──────── Material for the task ────────
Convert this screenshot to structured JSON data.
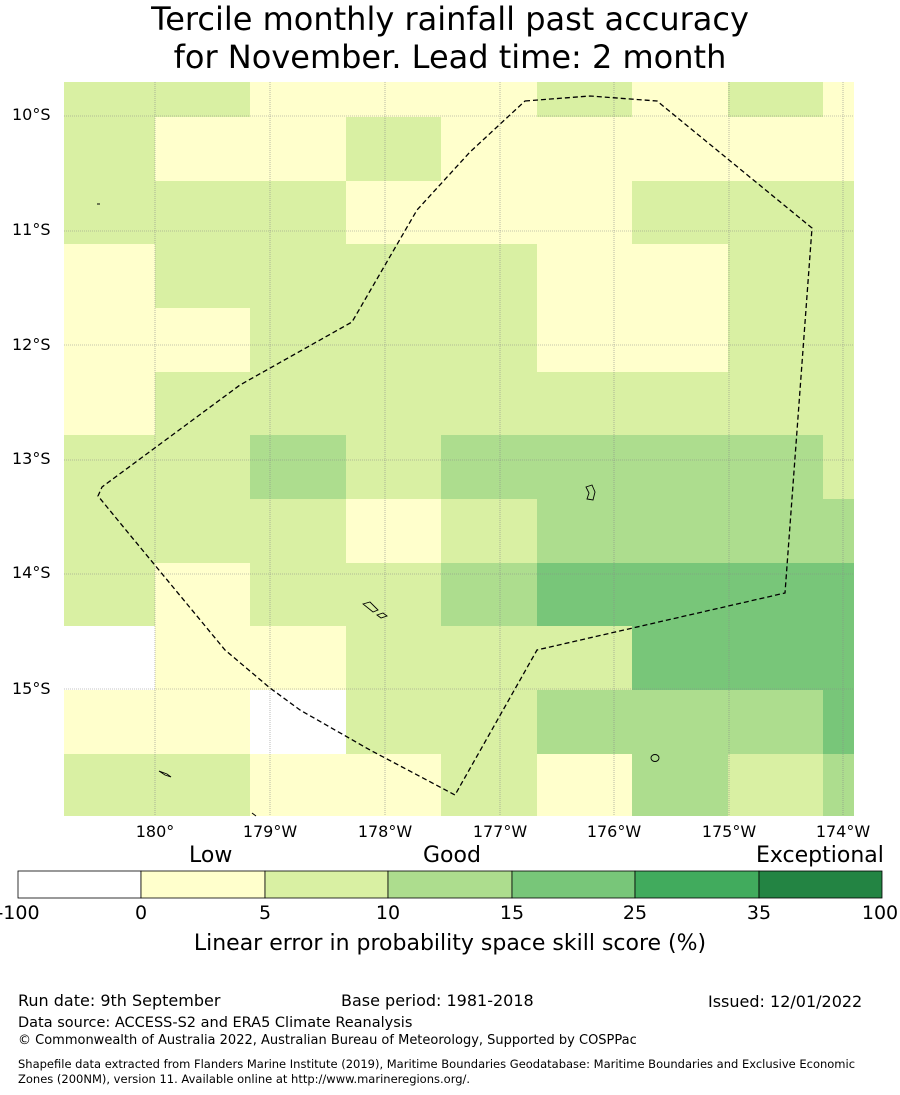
{
  "title": {
    "line1": "Tercile monthly rainfall past accuracy",
    "line2": "for November. Lead time: 2 month"
  },
  "axes": {
    "lat_labels": [
      "10°S",
      "11°S",
      "12°S",
      "13°S",
      "14°S",
      "15°S"
    ],
    "lon_labels": [
      "180°",
      "179°W",
      "178°W",
      "177°W",
      "176°W",
      "175°W",
      "174°W"
    ]
  },
  "legend": {
    "categories": [
      "Low",
      "Good",
      "Exceptional"
    ],
    "ticks": [
      "-100",
      "0",
      "5",
      "10",
      "15",
      "25",
      "35",
      "100"
    ],
    "colors": [
      "#ffffff",
      "#ffffcc",
      "#d9f0a3",
      "#addd8e",
      "#78c679",
      "#41ab5d",
      "#238443"
    ],
    "title": "Linear error in probability space skill score (%)"
  },
  "map_grid": {
    "note_values": "skill class index per cell: 0=-100..0, 1=0..5, 2=5..10, 3=10..15, 4=15..25",
    "rows": [
      [
        2,
        2,
        1,
        1,
        1,
        2,
        1,
        2,
        1
      ],
      [
        2,
        1,
        1,
        2,
        1,
        1,
        1,
        1,
        1
      ],
      [
        2,
        2,
        2,
        1,
        1,
        1,
        2,
        2,
        2
      ],
      [
        1,
        2,
        2,
        2,
        2,
        1,
        1,
        2,
        2
      ],
      [
        1,
        1,
        2,
        2,
        2,
        1,
        1,
        2,
        2
      ],
      [
        1,
        2,
        2,
        2,
        2,
        2,
        2,
        2,
        2
      ],
      [
        2,
        2,
        3,
        2,
        3,
        3,
        3,
        3,
        2
      ],
      [
        2,
        2,
        2,
        1,
        2,
        3,
        3,
        3,
        3
      ],
      [
        2,
        1,
        2,
        2,
        3,
        4,
        4,
        4,
        4
      ],
      [
        0,
        1,
        1,
        2,
        2,
        2,
        4,
        4,
        4
      ],
      [
        1,
        1,
        0,
        2,
        2,
        3,
        3,
        3,
        4
      ],
      [
        2,
        2,
        1,
        1,
        2,
        1,
        3,
        2,
        3
      ]
    ]
  },
  "meta": {
    "run_date": "Run date: 9th September",
    "base_period": "Base period: 1981-2018",
    "issued": "Issued: 12/01/2022",
    "data_source": "Data source: ACCESS-S2 and ERA5 Climate Reanalysis",
    "copyright": "© Commonwealth of Australia 2022, Australian Bureau of Meteorology, Supported by COSPPac",
    "shapefile_line1": "Shapefile data extracted from Flanders Marine Institute (2019), Maritime Boundaries Geodatabase: Maritime Boundaries and Exclusive Economic",
    "shapefile_line2": "Zones (200NM), version 11. Available online at http://www.marineregions.org/."
  }
}
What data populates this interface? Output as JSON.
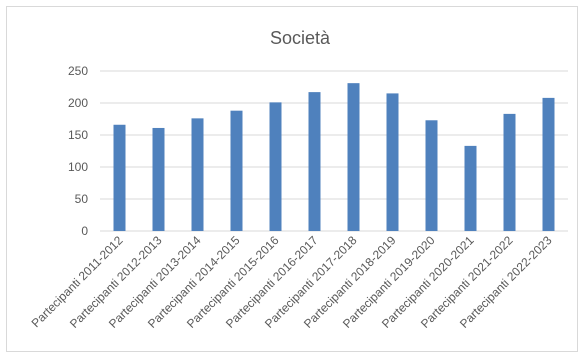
{
  "chart_data": {
    "type": "bar",
    "title": "Società",
    "xlabel": "",
    "ylabel": "",
    "ylim": [
      0,
      250
    ],
    "yticks": [
      0,
      50,
      100,
      150,
      200,
      250
    ],
    "grid": true,
    "legend": "none",
    "categories": [
      "Partecipanti 2011-2012",
      "Partecipanti 2012-2013",
      "Partecipanti 2013-2014",
      "Partecipanti 2014-2015",
      "Partecipanti 2015-2016",
      "Partecipanti 2016-2017",
      "Partecipanti 2017-2018",
      "Partecipanti 2018-2019",
      "Partecipanti 2019-2020",
      "Partecipanti 2020-2021",
      "Partecipanti 2021-2022",
      "Partecipanti 2022-2023"
    ],
    "series": [
      {
        "values": [
          166,
          161,
          176,
          188,
          201,
          217,
          231,
          215,
          173,
          133,
          183,
          208
        ],
        "color": "#4f81bd"
      }
    ]
  }
}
────────
Work required — Find the lines above that include the string "skill" and copy them.

Completed exercise —
    "title": "Linear error in probability space skill score (%)"
    "note_values": "skill class index per cell: 0=-100..0, 1=0..5, 2=5..10, 3=10..15, 4=15..25",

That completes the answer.